TASK: All of the data below should be written out exactly.
** Start of EXERCISE DATA **
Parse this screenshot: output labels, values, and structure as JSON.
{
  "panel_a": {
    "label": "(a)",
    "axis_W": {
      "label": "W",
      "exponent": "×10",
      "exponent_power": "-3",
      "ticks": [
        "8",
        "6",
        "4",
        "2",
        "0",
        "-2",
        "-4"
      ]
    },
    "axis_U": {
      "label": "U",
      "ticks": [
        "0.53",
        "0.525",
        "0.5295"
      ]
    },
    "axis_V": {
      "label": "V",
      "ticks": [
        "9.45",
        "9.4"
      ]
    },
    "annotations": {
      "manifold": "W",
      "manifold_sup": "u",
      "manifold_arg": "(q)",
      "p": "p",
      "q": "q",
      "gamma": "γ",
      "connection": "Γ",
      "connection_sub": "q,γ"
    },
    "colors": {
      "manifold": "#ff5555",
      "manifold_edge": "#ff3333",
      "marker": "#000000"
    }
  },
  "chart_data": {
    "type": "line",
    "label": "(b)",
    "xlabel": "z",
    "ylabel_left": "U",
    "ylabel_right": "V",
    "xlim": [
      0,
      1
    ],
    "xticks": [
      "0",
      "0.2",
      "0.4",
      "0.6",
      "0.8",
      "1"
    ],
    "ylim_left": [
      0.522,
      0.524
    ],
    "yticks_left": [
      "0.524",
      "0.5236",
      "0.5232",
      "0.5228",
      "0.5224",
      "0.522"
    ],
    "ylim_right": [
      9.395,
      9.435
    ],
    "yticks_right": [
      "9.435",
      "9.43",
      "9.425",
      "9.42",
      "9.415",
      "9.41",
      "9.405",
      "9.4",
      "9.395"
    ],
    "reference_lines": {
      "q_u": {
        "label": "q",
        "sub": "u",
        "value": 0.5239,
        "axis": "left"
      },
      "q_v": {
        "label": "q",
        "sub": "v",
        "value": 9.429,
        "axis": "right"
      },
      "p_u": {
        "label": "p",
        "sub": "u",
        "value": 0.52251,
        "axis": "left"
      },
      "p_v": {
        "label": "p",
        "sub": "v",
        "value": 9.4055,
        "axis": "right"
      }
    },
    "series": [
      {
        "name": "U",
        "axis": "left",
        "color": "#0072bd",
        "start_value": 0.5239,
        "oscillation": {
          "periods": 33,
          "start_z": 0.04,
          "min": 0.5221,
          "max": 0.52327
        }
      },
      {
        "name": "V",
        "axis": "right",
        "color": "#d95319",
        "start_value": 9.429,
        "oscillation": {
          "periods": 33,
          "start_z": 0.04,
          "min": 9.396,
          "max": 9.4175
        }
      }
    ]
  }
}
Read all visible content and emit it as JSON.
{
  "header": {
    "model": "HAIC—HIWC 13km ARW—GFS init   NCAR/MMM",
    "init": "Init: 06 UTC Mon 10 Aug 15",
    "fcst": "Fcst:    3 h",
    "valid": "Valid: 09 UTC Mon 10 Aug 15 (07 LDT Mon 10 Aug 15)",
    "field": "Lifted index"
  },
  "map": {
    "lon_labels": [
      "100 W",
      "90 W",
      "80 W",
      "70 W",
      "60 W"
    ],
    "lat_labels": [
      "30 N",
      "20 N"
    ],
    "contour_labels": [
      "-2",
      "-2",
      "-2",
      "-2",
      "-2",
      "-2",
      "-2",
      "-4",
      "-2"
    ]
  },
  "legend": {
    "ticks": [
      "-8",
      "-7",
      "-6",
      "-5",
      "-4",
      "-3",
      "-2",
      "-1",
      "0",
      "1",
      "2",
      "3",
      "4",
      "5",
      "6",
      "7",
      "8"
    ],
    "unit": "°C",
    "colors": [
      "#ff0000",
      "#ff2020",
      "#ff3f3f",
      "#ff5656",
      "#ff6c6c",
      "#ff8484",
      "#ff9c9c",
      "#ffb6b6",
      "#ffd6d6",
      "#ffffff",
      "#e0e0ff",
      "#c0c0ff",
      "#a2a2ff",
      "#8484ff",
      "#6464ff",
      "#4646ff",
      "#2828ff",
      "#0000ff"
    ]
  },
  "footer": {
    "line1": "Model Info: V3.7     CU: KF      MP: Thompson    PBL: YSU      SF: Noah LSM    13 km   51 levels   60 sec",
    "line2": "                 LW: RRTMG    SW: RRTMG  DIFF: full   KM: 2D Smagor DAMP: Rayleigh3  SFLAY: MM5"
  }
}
** End of EXERCISE DATA **
WRITTEN ANSWER:
Parse this screenshot: output labels, values, and structure as JSON.
{
  "panel_a": {
    "label": "(a)",
    "axis_W": {
      "label": "W",
      "exponent": "×10",
      "exponent_power": "-3",
      "ticks": [
        "8",
        "6",
        "4",
        "2",
        "0",
        "-2",
        "-4"
      ]
    },
    "axis_U": {
      "label": "U",
      "ticks": [
        "0.53",
        "0.525",
        "0.5295"
      ]
    },
    "axis_V": {
      "label": "V",
      "ticks": [
        "9.45",
        "9.4"
      ]
    },
    "annotations": {
      "manifold": "W",
      "manifold_sup": "u",
      "manifold_arg": "(q)",
      "p": "p",
      "q": "q",
      "gamma": "γ",
      "connection": "Γ",
      "connection_sub": "q,γ"
    },
    "colors": {
      "manifold": "#ff5555",
      "manifold_edge": "#ff3333",
      "marker": "#000000"
    }
  },
  "chart_data": {
    "type": "line",
    "label": "(b)",
    "xlabel": "z",
    "ylabel_left": "U",
    "ylabel_right": "V",
    "xlim": [
      0,
      1
    ],
    "xticks": [
      "0",
      "0.2",
      "0.4",
      "0.6",
      "0.8",
      "1"
    ],
    "ylim_left": [
      0.522,
      0.524
    ],
    "yticks_left": [
      "0.524",
      "0.5236",
      "0.5232",
      "0.5228",
      "0.5224",
      "0.522"
    ],
    "ylim_right": [
      9.395,
      9.435
    ],
    "yticks_right": [
      "9.435",
      "9.43",
      "9.425",
      "9.42",
      "9.415",
      "9.41",
      "9.405",
      "9.4",
      "9.395"
    ],
    "reference_lines": {
      "q_u": {
        "label": "q",
        "sub": "u",
        "value": 0.5239,
        "axis": "left"
      },
      "q_v": {
        "label": "q",
        "sub": "v",
        "value": 9.429,
        "axis": "right"
      },
      "p_u": {
        "label": "p",
        "sub": "u",
        "value": 0.52251,
        "axis": "left"
      },
      "p_v": {
        "label": "p",
        "sub": "v",
        "value": 9.4055,
        "axis": "right"
      }
    },
    "series": [
      {
        "name": "U",
        "axis": "left",
        "color": "#0072bd",
        "start_value": 0.5239,
        "oscillation": {
          "periods": 33,
          "start_z": 0.04,
          "min": 0.5221,
          "max": 0.52327
        }
      },
      {
        "name": "V",
        "axis": "right",
        "color": "#d95319",
        "start_value": 9.429,
        "oscillation": {
          "periods": 33,
          "start_z": 0.04,
          "min": 9.396,
          "max": 9.4175
        }
      }
    ]
  }
}
Read all visible content and emit it as JSON.
{
  "header": {
    "model": "HAIC—HIWC 13km ARW—GFS init   NCAR/MMM",
    "init": "Init: 06 UTC Mon 10 Aug 15",
    "fcst": "Fcst:    3 h",
    "valid": "Valid: 09 UTC Mon 10 Aug 15 (07 LDT Mon 10 Aug 15)",
    "field": "Lifted index"
  },
  "map": {
    "lon_labels": [
      "100 W",
      "90 W",
      "80 W",
      "70 W",
      "60 W"
    ],
    "lat_labels": [
      "30 N",
      "20 N"
    ],
    "contour_labels": [
      "-2",
      "-2",
      "-2",
      "-2",
      "-2",
      "-2",
      "-2",
      "-4",
      "-2"
    ]
  },
  "legend": {
    "ticks": [
      "-8",
      "-7",
      "-6",
      "-5",
      "-4",
      "-3",
      "-2",
      "-1",
      "0",
      "1",
      "2",
      "3",
      "4",
      "5",
      "6",
      "7",
      "8"
    ],
    "unit": "°C",
    "colors": [
      "#ff0000",
      "#ff2020",
      "#ff3f3f",
      "#ff5656",
      "#ff6c6c",
      "#ff8484",
      "#ff9c9c",
      "#ffb6b6",
      "#ffd6d6",
      "#ffffff",
      "#e0e0ff",
      "#c0c0ff",
      "#a2a2ff",
      "#8484ff",
      "#6464ff",
      "#4646ff",
      "#2828ff",
      "#0000ff"
    ]
  },
  "footer": {
    "line1": "Model Info: V3.7     CU: KF      MP: Thompson    PBL: YSU      SF: Noah LSM    13 km   51 levels   60 sec",
    "line2": "                 LW: RRTMG    SW: RRTMG  DIFF: full   KM: 2D Smagor DAMP: Rayleigh3  SFLAY: MM5"
  }
}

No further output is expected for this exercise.